> [GIVEN PROBLEM]:
Tell me how many lines hold "JSON", please, using only the number.

> [DATASET]:
++++++

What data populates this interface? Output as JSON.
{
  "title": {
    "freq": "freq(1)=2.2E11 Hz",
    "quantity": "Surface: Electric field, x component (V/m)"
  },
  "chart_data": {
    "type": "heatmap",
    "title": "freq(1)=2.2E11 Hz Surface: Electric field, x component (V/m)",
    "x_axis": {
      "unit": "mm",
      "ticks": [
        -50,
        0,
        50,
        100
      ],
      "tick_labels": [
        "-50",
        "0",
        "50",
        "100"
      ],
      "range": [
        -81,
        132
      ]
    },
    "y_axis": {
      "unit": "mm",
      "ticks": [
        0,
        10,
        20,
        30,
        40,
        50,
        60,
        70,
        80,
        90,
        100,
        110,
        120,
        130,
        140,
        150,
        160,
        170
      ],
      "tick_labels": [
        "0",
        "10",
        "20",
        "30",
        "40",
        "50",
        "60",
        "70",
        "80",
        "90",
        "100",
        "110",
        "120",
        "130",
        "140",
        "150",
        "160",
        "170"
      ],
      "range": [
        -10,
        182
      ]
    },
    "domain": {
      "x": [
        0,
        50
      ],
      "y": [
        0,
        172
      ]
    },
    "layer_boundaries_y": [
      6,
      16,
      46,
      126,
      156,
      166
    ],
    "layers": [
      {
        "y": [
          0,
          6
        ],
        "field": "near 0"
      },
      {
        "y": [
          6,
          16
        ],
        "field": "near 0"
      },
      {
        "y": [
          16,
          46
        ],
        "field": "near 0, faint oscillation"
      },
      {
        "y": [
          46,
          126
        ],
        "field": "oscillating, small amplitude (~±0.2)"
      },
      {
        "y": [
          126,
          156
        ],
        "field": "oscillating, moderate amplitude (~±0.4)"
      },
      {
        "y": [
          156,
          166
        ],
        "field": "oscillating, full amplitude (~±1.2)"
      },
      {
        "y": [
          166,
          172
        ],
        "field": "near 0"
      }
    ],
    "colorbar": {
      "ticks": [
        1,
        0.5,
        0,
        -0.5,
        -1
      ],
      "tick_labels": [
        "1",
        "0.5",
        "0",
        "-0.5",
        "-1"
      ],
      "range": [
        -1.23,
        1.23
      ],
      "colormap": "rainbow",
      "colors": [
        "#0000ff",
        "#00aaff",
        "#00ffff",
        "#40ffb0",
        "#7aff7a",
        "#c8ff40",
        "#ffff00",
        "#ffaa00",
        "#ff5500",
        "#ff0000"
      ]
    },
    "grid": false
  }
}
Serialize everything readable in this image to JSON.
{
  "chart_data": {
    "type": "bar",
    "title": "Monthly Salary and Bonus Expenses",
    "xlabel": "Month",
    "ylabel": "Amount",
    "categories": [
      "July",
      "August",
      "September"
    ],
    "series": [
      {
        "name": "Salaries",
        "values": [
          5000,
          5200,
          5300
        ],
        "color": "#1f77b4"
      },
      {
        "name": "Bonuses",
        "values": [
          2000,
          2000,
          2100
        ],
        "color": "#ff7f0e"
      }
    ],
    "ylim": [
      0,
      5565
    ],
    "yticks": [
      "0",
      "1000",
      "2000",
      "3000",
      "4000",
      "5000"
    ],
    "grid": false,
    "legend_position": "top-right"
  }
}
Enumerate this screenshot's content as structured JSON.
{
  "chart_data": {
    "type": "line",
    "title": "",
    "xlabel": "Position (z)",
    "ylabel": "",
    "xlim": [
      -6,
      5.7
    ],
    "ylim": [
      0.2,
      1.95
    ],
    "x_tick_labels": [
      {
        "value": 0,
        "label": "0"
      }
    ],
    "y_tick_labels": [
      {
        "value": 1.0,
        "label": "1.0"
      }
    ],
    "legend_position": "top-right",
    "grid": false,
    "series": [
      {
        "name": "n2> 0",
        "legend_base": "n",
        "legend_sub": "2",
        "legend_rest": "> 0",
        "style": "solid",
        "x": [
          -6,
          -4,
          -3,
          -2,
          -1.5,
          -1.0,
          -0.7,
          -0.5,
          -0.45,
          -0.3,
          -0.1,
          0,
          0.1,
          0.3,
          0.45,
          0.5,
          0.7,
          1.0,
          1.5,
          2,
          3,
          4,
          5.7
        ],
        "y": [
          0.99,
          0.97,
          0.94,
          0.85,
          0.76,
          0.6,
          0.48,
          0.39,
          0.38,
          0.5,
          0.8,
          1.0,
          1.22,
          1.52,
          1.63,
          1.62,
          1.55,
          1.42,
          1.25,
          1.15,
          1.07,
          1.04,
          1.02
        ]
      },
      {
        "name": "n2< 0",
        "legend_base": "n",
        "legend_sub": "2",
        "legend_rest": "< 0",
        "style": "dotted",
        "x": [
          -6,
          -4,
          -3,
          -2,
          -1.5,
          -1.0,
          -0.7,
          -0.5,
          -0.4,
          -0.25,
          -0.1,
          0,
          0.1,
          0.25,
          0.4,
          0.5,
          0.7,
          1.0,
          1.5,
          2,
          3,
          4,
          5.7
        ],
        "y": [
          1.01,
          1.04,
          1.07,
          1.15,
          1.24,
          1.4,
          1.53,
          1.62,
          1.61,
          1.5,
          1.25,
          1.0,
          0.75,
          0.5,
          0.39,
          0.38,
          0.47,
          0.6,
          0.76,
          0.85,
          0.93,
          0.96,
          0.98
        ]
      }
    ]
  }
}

++++++

> [IN RESPONSE]:
3